* _What is required_:
Every line with the word "wyborów" in it should be extracted from the data that follows.

---------- Data in this exercise ----------

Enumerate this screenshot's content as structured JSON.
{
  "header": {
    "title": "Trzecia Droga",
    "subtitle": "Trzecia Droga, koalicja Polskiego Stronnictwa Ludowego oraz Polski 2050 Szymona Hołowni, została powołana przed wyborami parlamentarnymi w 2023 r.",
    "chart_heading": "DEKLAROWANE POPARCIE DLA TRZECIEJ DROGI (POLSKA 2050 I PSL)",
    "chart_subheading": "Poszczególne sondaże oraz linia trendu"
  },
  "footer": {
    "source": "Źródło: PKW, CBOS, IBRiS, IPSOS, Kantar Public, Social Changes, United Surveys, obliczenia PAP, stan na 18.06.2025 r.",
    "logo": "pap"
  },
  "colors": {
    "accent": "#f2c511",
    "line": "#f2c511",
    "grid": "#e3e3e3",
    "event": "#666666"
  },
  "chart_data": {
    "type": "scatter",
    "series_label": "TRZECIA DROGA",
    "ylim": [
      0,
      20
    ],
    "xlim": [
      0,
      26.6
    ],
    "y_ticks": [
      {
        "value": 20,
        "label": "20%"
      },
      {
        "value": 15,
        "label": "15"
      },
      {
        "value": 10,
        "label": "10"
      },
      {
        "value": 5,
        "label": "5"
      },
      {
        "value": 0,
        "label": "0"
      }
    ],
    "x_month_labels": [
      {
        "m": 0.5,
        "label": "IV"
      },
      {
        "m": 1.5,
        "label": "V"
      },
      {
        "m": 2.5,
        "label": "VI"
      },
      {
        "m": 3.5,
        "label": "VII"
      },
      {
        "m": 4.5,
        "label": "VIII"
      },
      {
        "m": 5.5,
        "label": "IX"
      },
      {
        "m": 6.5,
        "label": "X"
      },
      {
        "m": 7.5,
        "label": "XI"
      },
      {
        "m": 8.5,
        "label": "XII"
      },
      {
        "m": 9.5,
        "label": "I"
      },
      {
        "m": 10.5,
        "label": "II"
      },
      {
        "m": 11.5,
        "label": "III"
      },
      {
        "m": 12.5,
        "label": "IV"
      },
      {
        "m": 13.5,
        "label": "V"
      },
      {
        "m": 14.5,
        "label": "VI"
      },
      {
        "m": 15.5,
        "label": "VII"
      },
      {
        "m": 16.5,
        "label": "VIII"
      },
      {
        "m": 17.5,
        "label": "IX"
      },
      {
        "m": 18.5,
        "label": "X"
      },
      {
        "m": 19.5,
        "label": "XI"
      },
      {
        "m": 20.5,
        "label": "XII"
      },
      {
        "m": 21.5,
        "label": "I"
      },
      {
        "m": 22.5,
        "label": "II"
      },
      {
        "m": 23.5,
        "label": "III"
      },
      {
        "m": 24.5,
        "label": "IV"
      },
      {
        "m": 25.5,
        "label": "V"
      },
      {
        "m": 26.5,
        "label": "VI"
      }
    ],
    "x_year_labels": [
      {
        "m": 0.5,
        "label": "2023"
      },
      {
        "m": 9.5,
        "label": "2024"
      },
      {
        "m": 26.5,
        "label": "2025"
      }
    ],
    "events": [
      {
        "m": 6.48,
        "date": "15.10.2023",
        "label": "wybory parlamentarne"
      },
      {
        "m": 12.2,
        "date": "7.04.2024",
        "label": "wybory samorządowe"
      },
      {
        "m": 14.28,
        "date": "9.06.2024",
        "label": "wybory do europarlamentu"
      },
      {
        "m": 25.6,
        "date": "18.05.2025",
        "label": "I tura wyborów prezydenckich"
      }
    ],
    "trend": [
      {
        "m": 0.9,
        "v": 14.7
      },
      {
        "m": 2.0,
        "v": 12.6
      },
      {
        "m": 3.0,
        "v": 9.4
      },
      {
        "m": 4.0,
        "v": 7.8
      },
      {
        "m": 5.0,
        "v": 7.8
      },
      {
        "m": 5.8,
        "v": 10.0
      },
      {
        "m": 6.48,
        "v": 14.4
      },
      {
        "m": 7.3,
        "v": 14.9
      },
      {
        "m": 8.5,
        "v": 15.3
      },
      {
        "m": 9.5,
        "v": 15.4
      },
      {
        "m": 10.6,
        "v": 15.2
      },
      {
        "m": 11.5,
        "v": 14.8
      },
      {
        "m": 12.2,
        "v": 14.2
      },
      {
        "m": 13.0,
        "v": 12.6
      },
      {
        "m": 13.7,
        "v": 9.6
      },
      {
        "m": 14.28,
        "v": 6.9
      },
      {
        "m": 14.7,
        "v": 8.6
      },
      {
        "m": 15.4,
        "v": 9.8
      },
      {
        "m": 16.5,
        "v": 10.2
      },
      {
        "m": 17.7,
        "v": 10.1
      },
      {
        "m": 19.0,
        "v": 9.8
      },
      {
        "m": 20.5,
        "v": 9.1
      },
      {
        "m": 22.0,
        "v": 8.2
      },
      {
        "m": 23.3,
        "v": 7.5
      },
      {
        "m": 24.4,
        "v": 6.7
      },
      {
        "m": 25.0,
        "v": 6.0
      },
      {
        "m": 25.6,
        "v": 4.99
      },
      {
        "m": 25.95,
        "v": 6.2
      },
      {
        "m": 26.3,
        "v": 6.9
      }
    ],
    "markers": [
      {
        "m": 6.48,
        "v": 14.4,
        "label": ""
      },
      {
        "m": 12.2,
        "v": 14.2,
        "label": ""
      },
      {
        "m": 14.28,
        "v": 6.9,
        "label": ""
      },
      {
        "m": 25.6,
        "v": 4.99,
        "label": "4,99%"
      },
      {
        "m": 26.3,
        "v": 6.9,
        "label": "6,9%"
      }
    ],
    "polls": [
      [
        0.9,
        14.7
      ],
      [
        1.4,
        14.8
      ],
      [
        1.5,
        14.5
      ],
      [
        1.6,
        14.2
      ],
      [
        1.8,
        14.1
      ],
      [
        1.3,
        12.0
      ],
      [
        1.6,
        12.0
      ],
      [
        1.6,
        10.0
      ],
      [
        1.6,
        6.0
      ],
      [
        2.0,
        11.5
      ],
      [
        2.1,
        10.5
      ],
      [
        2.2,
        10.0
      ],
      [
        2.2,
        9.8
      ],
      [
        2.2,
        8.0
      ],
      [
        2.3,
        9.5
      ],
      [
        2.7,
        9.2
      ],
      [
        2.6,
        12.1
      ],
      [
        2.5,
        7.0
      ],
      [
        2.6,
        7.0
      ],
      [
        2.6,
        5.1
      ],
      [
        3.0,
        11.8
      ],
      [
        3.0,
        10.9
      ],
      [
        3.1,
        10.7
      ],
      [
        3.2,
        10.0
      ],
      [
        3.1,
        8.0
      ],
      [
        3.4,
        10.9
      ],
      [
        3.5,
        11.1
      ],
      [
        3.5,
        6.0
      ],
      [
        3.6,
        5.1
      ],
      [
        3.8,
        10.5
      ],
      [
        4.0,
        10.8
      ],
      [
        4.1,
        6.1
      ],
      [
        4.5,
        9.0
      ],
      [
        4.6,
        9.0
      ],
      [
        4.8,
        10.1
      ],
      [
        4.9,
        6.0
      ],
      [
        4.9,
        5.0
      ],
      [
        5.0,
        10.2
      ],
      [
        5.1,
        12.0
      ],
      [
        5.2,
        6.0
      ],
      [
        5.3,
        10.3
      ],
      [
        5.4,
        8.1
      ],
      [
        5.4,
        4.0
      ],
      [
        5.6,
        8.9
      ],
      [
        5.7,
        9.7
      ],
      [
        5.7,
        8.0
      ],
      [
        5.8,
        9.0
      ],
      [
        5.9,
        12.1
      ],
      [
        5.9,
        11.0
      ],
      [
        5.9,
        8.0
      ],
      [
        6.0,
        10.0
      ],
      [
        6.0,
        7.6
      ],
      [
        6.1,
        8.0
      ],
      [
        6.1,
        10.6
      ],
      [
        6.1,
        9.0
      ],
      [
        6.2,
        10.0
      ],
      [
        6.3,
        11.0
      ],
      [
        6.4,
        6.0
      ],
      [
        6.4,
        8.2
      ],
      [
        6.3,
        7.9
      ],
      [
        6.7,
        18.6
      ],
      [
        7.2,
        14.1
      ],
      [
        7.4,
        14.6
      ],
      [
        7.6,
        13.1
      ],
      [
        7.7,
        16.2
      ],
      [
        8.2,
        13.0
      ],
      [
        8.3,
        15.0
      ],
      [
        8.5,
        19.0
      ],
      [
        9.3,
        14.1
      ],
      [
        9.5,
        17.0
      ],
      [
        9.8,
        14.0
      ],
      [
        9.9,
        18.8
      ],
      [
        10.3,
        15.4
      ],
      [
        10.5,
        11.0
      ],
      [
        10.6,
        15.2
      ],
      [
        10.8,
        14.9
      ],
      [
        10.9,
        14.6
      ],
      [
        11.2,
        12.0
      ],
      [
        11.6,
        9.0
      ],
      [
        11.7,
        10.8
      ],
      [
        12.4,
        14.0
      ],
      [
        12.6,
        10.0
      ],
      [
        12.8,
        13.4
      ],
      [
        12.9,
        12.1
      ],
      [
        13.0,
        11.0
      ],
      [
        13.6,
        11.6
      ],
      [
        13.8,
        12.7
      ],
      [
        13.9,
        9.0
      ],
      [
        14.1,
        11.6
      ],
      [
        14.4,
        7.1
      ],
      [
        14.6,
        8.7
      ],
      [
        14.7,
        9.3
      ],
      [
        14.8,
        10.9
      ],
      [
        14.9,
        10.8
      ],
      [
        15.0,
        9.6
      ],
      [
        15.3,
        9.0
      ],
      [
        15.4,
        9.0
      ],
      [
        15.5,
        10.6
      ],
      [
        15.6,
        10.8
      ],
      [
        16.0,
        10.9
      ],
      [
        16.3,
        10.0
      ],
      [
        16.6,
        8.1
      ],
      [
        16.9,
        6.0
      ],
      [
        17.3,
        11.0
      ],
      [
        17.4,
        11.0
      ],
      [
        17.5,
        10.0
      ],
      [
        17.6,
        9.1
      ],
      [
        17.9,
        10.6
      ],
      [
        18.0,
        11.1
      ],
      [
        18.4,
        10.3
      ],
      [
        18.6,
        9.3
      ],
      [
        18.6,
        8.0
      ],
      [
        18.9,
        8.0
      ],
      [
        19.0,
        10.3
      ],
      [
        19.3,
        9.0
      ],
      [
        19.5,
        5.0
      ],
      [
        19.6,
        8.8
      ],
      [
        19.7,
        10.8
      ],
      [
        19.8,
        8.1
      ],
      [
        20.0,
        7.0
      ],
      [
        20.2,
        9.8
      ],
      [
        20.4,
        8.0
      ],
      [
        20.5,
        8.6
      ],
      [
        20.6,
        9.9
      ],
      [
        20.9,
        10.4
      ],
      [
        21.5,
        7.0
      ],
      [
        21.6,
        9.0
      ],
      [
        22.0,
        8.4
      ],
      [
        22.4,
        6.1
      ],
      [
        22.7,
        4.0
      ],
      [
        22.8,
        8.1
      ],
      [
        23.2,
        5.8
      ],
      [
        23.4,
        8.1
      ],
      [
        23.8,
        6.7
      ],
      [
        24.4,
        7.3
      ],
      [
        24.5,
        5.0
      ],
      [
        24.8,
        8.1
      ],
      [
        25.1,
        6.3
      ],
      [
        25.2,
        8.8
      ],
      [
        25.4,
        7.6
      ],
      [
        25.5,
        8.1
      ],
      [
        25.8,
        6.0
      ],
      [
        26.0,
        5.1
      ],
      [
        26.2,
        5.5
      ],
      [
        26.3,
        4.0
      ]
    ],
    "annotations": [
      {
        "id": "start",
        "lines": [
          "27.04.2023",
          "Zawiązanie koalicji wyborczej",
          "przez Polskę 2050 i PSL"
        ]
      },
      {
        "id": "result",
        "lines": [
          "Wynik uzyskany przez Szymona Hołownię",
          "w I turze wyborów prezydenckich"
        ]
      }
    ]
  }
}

----------

* _Written answer_:
        "label": "I tura wyborów prezydenckich"
          "w I turze wyborów prezydenckich"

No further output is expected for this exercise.